▶ **Exercise objective**
Report back each line of the records that contains the string "package".

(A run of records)
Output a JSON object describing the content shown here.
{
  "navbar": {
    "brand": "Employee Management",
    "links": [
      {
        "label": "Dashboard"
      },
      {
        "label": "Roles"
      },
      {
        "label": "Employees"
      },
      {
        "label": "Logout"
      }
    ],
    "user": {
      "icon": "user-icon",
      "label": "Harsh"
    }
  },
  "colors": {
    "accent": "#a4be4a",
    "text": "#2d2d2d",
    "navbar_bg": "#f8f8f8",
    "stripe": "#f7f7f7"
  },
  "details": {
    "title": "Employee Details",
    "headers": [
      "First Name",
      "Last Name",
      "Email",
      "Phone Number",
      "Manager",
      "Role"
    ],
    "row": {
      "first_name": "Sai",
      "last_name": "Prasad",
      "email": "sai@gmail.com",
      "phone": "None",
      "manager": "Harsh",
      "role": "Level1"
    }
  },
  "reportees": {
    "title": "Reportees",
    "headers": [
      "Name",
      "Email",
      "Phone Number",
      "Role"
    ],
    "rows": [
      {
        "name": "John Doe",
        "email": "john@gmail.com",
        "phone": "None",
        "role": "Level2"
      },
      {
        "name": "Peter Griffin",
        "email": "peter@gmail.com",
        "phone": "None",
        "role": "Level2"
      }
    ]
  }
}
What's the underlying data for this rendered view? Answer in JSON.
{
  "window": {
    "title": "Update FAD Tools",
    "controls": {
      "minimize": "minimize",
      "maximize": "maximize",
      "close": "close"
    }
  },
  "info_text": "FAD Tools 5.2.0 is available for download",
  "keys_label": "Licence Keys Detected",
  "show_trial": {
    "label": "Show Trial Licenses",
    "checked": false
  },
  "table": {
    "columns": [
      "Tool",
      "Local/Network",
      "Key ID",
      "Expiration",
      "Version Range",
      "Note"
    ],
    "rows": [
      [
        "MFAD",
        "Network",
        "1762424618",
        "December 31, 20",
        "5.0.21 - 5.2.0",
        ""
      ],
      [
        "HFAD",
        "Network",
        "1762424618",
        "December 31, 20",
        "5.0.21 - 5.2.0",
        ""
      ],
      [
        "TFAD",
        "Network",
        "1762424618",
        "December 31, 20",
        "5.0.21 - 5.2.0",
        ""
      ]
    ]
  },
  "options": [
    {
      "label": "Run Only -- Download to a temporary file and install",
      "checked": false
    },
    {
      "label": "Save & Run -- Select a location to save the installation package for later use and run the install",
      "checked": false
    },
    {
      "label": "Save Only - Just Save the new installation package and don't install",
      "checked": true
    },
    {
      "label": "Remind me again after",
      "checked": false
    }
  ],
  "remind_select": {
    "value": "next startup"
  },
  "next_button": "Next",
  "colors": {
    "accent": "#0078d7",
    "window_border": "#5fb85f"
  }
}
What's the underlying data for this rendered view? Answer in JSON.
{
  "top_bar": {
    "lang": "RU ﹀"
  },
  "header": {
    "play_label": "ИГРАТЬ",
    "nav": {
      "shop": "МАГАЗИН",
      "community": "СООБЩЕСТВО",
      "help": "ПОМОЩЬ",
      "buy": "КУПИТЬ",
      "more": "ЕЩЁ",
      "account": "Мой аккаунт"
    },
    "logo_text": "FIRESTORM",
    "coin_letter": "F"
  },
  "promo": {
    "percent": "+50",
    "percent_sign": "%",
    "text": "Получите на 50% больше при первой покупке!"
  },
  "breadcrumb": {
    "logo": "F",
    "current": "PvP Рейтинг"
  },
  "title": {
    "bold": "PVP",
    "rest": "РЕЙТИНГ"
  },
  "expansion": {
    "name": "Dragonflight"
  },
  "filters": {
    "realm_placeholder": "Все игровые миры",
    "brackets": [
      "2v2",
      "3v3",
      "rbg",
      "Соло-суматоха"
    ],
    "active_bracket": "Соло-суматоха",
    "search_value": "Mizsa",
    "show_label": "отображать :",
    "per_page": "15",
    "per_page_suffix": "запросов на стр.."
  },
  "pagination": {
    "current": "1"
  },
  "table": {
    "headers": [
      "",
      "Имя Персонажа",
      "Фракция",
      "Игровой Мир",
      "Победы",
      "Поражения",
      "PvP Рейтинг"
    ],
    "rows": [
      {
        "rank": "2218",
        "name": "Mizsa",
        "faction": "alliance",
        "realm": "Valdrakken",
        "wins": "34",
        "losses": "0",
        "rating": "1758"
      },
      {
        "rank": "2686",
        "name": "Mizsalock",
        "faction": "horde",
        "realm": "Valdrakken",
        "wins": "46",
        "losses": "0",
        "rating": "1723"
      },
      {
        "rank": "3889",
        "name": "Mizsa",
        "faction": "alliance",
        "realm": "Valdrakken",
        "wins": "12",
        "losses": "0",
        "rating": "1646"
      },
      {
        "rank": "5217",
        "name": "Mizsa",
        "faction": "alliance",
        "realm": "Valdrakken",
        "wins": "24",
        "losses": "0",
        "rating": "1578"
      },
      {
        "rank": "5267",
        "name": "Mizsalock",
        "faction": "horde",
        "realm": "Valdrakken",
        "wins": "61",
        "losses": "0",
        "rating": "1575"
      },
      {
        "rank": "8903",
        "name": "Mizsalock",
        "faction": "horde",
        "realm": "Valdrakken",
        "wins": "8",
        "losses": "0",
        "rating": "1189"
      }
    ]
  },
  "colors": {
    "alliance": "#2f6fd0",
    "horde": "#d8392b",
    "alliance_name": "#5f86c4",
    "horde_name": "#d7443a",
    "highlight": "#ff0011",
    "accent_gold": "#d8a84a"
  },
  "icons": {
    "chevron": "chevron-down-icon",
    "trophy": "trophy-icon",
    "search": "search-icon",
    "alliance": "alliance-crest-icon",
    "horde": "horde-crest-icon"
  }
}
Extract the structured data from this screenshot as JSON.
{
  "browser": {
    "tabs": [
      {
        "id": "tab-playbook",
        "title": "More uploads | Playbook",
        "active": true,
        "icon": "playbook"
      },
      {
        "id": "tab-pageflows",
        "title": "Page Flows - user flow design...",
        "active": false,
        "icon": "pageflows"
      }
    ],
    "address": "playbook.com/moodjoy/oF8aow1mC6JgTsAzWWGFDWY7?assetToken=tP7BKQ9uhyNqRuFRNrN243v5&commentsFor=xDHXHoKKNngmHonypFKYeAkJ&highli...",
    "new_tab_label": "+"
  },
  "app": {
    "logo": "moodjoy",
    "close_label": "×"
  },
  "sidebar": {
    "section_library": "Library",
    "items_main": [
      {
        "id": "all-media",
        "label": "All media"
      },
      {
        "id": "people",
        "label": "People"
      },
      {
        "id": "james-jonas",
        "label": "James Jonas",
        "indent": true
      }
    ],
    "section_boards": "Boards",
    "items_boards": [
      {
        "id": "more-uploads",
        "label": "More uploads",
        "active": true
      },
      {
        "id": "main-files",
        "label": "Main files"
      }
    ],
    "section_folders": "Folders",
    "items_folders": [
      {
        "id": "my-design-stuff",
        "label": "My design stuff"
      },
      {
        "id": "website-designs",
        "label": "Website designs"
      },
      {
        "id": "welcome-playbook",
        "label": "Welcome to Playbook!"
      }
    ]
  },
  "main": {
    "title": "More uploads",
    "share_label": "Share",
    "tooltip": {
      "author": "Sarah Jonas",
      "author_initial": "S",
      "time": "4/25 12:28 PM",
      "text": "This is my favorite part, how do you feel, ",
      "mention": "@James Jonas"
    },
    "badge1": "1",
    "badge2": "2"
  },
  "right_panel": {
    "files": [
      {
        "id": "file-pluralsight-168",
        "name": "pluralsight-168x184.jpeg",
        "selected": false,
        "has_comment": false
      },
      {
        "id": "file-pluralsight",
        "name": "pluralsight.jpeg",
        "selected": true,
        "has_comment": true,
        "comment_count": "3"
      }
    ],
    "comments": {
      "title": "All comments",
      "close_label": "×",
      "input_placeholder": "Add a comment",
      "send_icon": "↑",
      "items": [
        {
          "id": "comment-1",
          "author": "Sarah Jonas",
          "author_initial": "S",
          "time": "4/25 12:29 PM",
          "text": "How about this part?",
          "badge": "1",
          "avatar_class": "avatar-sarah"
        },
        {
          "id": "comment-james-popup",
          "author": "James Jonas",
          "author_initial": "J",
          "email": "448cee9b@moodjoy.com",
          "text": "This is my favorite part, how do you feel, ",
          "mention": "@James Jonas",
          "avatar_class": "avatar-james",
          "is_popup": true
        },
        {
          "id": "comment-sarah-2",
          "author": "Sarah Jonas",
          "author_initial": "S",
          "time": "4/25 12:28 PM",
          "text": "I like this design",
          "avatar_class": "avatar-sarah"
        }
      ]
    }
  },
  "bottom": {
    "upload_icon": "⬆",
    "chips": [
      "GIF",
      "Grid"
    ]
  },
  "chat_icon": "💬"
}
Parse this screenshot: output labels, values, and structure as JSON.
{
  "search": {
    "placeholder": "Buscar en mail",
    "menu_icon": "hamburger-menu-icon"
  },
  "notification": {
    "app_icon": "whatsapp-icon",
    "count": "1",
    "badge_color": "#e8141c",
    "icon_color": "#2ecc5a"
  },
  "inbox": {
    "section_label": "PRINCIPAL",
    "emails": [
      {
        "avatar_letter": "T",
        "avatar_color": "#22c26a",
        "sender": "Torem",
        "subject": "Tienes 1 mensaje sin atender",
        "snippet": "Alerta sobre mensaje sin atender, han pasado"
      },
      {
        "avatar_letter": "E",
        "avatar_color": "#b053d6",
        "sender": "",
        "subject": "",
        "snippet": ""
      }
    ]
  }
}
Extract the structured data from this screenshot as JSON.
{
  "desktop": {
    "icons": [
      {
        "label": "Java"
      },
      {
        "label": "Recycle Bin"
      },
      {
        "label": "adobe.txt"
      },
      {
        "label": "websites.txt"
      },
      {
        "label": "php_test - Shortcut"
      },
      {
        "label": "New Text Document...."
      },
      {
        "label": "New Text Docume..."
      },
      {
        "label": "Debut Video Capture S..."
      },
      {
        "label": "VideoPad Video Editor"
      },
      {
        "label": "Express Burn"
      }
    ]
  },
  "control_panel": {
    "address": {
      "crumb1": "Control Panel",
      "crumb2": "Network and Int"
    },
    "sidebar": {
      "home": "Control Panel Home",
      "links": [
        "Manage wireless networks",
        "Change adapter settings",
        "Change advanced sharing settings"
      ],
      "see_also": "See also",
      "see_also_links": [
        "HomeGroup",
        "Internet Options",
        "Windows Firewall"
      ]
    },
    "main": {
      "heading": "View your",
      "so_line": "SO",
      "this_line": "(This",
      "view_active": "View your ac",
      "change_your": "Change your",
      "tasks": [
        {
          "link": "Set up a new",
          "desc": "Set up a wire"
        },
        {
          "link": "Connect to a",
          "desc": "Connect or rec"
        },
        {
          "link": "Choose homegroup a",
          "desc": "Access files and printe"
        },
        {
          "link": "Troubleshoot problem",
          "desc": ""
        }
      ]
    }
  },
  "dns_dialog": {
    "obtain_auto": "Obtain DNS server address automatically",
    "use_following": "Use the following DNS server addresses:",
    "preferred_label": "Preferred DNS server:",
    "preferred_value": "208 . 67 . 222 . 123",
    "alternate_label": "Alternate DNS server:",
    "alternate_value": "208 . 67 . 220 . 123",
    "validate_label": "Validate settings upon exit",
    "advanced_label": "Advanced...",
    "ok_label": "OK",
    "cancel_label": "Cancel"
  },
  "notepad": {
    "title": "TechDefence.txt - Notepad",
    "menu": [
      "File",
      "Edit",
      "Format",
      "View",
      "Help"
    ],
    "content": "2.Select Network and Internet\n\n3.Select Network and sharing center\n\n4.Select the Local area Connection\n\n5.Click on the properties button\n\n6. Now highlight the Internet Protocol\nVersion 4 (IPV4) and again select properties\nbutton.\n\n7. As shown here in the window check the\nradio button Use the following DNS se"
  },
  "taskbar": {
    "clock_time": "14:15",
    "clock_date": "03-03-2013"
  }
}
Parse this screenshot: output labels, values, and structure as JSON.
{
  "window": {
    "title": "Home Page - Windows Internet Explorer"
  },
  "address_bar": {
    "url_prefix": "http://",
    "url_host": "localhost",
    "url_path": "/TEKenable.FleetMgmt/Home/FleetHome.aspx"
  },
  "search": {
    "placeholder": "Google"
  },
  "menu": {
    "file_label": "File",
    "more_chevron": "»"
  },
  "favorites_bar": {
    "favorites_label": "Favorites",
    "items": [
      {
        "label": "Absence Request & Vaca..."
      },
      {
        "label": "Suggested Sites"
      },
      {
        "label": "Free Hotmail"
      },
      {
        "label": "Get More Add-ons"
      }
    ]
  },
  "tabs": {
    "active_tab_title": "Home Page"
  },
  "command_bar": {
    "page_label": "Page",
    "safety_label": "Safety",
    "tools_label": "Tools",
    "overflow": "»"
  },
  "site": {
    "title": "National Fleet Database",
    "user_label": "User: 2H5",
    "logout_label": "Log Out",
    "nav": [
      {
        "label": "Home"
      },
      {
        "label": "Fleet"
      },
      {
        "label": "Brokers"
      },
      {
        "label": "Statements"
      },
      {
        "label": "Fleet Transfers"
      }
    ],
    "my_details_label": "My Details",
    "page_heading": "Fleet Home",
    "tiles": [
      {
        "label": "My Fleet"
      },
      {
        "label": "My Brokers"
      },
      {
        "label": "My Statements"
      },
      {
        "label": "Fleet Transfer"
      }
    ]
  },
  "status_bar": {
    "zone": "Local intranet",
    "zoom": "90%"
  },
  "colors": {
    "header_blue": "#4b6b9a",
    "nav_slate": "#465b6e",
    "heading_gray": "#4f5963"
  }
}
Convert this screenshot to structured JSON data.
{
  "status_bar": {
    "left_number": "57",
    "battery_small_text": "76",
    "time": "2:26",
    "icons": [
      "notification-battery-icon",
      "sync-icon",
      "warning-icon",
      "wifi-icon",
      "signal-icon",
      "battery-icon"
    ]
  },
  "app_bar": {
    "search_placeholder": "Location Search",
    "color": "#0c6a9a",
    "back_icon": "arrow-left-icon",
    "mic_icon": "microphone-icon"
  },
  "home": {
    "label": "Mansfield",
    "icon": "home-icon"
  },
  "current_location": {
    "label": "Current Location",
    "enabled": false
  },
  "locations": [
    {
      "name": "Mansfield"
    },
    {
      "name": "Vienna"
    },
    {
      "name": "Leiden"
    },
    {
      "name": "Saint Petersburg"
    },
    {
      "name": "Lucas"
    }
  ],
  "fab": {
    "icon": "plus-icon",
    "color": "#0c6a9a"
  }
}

▶ **The solution**
      "label": "Save & Run -- Select a location to save the installation package for later use and run the install",
      "label": "Save Only - Just Save the new installation package and don't install",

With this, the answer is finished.